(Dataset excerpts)
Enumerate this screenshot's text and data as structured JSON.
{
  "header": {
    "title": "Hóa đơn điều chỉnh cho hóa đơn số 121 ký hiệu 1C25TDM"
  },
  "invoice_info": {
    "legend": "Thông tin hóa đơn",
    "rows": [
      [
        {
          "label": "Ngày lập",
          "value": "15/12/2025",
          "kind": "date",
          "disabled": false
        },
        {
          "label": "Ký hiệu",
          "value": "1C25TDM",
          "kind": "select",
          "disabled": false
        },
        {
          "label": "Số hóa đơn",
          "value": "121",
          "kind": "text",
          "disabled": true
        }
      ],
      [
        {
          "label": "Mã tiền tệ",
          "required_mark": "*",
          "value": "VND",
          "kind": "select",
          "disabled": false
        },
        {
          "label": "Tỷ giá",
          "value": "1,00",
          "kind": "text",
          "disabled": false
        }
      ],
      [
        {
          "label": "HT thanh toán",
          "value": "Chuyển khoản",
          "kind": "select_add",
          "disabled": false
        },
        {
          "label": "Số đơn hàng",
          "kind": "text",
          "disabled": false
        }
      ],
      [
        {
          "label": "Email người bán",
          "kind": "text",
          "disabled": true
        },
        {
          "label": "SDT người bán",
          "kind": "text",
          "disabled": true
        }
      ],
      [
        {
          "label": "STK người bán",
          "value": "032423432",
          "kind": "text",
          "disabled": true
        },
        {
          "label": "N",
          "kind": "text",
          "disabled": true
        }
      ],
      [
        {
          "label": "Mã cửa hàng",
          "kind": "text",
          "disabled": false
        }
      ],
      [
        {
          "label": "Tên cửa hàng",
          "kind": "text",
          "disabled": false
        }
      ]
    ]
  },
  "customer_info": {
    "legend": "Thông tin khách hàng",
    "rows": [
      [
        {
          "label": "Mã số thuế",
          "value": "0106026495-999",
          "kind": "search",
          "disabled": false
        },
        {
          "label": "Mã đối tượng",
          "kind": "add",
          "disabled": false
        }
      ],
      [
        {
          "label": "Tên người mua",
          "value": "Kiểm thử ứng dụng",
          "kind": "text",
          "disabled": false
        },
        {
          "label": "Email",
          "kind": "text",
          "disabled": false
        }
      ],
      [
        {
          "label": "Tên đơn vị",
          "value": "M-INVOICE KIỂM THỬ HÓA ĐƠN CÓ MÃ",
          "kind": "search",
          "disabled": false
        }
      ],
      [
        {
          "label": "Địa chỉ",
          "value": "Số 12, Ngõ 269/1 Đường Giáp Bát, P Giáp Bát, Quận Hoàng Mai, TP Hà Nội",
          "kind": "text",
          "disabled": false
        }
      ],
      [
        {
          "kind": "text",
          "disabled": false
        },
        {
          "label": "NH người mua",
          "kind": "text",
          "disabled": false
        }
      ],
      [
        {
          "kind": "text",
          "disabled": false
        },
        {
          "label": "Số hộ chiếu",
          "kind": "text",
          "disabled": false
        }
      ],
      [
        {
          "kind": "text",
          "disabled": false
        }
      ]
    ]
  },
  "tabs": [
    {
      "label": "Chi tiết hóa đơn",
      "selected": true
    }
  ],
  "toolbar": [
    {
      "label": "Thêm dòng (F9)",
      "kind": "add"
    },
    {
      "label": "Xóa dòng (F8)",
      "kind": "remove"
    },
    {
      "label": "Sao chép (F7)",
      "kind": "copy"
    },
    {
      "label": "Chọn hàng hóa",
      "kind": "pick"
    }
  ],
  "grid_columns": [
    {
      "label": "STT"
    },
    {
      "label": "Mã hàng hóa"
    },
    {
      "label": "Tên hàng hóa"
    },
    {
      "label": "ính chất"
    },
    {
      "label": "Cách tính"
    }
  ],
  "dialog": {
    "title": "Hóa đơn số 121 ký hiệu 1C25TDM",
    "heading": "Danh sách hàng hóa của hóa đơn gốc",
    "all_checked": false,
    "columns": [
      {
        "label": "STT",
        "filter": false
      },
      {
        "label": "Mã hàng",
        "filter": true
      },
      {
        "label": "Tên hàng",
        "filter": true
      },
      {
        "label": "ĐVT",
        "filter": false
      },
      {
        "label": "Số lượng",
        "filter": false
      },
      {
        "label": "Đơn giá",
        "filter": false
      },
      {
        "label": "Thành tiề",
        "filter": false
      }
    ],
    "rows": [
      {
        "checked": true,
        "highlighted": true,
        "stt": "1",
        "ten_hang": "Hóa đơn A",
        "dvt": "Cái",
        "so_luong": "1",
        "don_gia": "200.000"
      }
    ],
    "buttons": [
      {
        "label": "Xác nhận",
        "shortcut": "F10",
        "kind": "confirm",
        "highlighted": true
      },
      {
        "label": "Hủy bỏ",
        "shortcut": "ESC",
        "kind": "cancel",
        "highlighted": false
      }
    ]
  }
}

What to do: Search the lines above for the string "Thông" and copy each line that has it.

Final result:
    "legend": "Thông tin hóa đơn",
    "legend": "Thông tin khách hàng",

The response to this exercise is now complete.